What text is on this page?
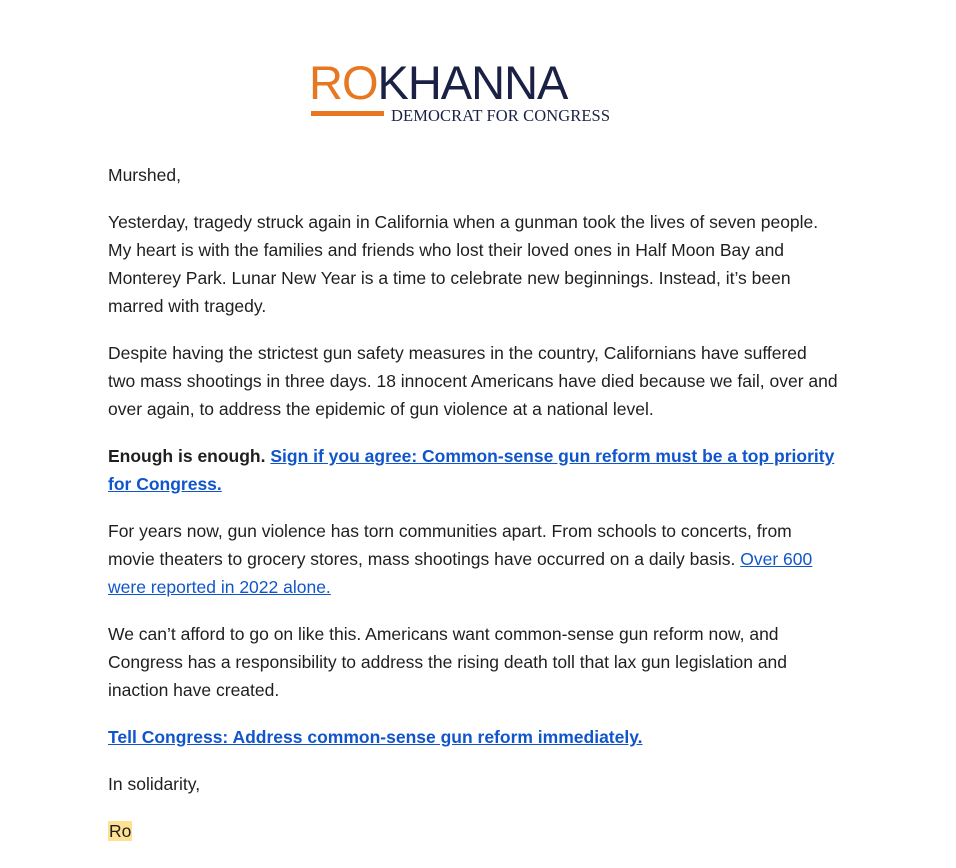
ROKHANNA
DEMOCRAT FOR CONGRESS

Murshed,

Yesterday, tragedy struck again in California when a gunman took the lives of seven people. My heart is with the families and friends who lost their loved ones in Half Moon Bay and Monterey Park. Lunar New Year is a time to celebrate new beginnings. Instead, it’s been marred with tragedy.

Despite having the strictest gun safety measures in the country, Californians have suffered two mass shootings in three days. 18 innocent Americans have died because we fail, over and over again, to address the epidemic of gun violence at a national level.

Enough is enough. Sign if you agree: Common-sense gun reform must be a top priority for Congress.

For years now, gun violence has torn communities apart. From schools to concerts, from movie theaters to grocery stores, mass shootings have occurred on a daily basis. Over 600 were reported in 2022 alone.

We can’t afford to go on like this. Americans want common-sense gun reform now, and Congress has a responsibility to address the rising death toll that lax gun legislation and inaction have created.

Tell Congress: Address common-sense gun reform immediately.

In solidarity,

Ro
* * *
Filter the records, keeping only lines that contain "this", and show those lines.

=== Written solution ===
What text is on this page?
We can’t afford to go on like this. Americans want common-sense gun reform now, and Congress has a responsibility to address the rising death toll that lax gun legislation and inaction have created.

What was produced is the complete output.